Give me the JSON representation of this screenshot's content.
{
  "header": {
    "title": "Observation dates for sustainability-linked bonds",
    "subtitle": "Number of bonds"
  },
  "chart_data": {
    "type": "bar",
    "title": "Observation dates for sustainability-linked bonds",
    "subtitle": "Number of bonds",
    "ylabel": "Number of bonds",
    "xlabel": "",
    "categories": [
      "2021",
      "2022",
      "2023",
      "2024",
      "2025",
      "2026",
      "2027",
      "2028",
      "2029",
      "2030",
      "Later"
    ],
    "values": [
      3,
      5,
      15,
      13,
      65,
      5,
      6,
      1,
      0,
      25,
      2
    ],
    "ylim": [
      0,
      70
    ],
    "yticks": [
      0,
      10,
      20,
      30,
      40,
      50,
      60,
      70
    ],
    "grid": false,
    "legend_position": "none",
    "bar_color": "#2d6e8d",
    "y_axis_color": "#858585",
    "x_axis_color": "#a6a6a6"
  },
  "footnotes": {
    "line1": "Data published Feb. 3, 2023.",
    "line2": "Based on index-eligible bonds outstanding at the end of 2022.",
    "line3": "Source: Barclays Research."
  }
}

=== WHAT IS EXPECTED ===
Nothing should be left out: repeat all of the data exactly.

=== SOLUTION TO THE PROBLEM ===
Give me the JSON representation of this screenshot's content.
{
  "header": {
    "title": "Observation dates for sustainability-linked bonds",
    "subtitle": "Number of bonds"
  },
  "chart_data": {
    "type": "bar",
    "title": "Observation dates for sustainability-linked bonds",
    "subtitle": "Number of bonds",
    "ylabel": "Number of bonds",
    "xlabel": "",
    "categories": [
      "2021",
      "2022",
      "2023",
      "2024",
      "2025",
      "2026",
      "2027",
      "2028",
      "2029",
      "2030",
      "Later"
    ],
    "values": [
      3,
      5,
      15,
      13,
      65,
      5,
      6,
      1,
      0,
      25,
      2
    ],
    "ylim": [
      0,
      70
    ],
    "yticks": [
      0,
      10,
      20,
      30,
      40,
      50,
      60,
      70
    ],
    "grid": false,
    "legend_position": "none",
    "bar_color": "#2d6e8d",
    "y_axis_color": "#858585",
    "x_axis_color": "#a6a6a6"
  },
  "footnotes": {
    "line1": "Data published Feb. 3, 2023.",
    "line2": "Based on index-eligible bonds outstanding at the end of 2022.",
    "line3": "Source: Barclays Research."
  }
}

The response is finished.